[Dataset listings of figures]
-.-.-

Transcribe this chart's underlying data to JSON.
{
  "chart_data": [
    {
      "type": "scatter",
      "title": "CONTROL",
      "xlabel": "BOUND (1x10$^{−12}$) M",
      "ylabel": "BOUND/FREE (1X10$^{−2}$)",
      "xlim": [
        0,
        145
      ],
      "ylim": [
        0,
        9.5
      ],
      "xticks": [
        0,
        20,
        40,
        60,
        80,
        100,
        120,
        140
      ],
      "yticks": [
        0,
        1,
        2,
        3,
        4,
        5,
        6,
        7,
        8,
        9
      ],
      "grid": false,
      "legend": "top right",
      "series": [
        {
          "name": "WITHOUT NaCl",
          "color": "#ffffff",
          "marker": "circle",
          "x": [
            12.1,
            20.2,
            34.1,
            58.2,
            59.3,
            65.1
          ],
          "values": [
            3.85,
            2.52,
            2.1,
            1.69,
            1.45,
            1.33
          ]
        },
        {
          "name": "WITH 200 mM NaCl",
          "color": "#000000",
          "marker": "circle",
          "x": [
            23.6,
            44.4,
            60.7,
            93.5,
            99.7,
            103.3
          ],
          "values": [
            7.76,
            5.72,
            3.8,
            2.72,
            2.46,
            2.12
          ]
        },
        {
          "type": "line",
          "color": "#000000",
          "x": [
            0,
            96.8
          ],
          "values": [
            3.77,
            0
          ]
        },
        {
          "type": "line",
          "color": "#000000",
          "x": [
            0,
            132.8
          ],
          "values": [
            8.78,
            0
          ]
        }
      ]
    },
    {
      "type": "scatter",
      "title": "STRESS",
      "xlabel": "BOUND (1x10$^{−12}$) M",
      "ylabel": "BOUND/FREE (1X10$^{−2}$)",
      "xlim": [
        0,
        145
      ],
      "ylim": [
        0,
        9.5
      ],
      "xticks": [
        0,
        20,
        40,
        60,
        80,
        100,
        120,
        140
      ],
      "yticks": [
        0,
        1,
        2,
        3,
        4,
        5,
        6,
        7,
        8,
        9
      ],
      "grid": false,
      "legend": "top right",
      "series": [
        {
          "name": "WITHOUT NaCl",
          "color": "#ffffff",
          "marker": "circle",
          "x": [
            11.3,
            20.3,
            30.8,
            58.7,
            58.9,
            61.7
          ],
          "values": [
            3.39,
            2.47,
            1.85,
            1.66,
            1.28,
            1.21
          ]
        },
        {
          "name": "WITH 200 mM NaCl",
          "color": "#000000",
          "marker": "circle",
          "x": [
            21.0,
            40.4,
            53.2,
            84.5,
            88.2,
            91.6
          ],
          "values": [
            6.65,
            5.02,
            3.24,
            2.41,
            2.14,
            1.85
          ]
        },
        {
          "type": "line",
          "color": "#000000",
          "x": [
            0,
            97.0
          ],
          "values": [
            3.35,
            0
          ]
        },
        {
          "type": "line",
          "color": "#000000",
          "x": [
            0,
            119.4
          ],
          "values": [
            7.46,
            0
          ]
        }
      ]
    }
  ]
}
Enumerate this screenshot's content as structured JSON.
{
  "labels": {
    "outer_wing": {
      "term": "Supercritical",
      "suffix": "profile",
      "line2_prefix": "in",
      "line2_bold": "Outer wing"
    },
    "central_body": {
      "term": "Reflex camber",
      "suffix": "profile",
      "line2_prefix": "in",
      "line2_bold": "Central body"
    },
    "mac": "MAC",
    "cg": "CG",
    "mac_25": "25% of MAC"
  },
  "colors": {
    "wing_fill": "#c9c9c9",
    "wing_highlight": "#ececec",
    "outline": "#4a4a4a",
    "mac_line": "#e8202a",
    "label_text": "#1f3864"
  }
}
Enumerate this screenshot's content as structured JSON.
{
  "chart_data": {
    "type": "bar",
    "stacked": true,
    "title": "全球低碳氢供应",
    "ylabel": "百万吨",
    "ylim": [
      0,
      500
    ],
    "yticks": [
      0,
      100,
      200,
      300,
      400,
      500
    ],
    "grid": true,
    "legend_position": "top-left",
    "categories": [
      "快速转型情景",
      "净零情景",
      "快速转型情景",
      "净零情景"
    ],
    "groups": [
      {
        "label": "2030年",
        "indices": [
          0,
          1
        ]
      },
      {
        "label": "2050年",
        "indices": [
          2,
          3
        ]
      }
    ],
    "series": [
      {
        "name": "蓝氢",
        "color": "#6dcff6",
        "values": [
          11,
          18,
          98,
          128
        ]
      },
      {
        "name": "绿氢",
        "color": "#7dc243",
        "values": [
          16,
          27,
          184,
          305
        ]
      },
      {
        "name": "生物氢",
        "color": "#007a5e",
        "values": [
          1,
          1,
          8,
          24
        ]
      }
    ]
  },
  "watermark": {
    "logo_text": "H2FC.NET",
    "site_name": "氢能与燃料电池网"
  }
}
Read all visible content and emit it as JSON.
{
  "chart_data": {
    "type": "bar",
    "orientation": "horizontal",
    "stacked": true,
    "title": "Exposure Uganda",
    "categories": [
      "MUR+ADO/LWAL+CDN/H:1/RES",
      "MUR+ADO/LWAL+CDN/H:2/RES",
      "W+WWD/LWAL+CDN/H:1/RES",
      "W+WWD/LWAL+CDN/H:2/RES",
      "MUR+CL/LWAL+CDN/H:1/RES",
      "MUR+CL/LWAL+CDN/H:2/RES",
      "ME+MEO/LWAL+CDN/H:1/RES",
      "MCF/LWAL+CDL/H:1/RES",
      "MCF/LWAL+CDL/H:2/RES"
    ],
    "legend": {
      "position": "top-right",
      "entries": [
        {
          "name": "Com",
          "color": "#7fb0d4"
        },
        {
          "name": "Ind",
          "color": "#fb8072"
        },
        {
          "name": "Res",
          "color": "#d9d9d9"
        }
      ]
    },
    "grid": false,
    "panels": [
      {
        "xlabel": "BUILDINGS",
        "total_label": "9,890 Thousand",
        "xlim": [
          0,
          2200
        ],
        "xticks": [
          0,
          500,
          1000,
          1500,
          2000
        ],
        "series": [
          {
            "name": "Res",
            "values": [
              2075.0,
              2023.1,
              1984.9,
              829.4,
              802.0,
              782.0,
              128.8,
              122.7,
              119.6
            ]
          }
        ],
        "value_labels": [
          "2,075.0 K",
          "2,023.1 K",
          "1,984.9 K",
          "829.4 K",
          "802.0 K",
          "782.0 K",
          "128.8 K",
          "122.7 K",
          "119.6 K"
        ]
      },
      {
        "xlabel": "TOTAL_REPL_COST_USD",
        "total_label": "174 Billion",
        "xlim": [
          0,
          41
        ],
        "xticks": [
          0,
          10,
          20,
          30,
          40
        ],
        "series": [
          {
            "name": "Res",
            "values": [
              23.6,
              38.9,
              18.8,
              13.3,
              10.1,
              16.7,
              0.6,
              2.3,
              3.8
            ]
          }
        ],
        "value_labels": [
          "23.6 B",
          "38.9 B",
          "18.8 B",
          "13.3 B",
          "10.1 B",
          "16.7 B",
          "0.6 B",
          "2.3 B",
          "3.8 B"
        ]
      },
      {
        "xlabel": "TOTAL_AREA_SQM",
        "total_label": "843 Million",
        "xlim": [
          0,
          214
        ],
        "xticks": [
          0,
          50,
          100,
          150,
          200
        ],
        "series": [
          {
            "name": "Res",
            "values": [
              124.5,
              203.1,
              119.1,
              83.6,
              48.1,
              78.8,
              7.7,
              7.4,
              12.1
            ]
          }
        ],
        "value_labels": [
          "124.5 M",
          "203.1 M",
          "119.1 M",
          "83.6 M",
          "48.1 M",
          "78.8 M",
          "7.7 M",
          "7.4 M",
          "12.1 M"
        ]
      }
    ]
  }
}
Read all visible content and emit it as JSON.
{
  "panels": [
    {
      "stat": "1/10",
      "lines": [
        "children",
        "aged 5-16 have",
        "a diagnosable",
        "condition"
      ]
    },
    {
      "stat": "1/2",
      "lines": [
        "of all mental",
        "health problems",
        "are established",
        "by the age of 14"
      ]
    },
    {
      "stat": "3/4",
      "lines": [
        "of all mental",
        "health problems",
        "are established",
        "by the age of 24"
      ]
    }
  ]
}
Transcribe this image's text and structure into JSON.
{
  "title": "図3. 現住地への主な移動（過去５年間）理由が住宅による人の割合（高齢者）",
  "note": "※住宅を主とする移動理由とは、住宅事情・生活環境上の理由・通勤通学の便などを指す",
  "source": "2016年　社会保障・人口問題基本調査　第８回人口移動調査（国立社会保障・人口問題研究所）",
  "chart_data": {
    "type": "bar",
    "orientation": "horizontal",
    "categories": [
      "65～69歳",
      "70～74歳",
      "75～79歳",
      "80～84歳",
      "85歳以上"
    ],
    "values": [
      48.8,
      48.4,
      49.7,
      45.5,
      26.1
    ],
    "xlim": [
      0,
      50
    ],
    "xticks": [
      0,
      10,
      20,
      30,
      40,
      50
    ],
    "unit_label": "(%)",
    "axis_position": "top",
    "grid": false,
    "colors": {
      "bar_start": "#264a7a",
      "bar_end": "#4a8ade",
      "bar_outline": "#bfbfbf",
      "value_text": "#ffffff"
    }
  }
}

-.-.-

__Task details__: Using the listing above, list every line in which the string "xlabel" occurs.

__Exercise output__:
      "xlabel": "BOUND (1x10$^{−12}$) M",
      "xlabel": "BOUND (1x10$^{−12}$) M",
        "xlabel": "BUILDINGS",
        "xlabel": "TOTAL_REPL_COST_USD",
        "xlabel": "TOTAL_AREA_SQM",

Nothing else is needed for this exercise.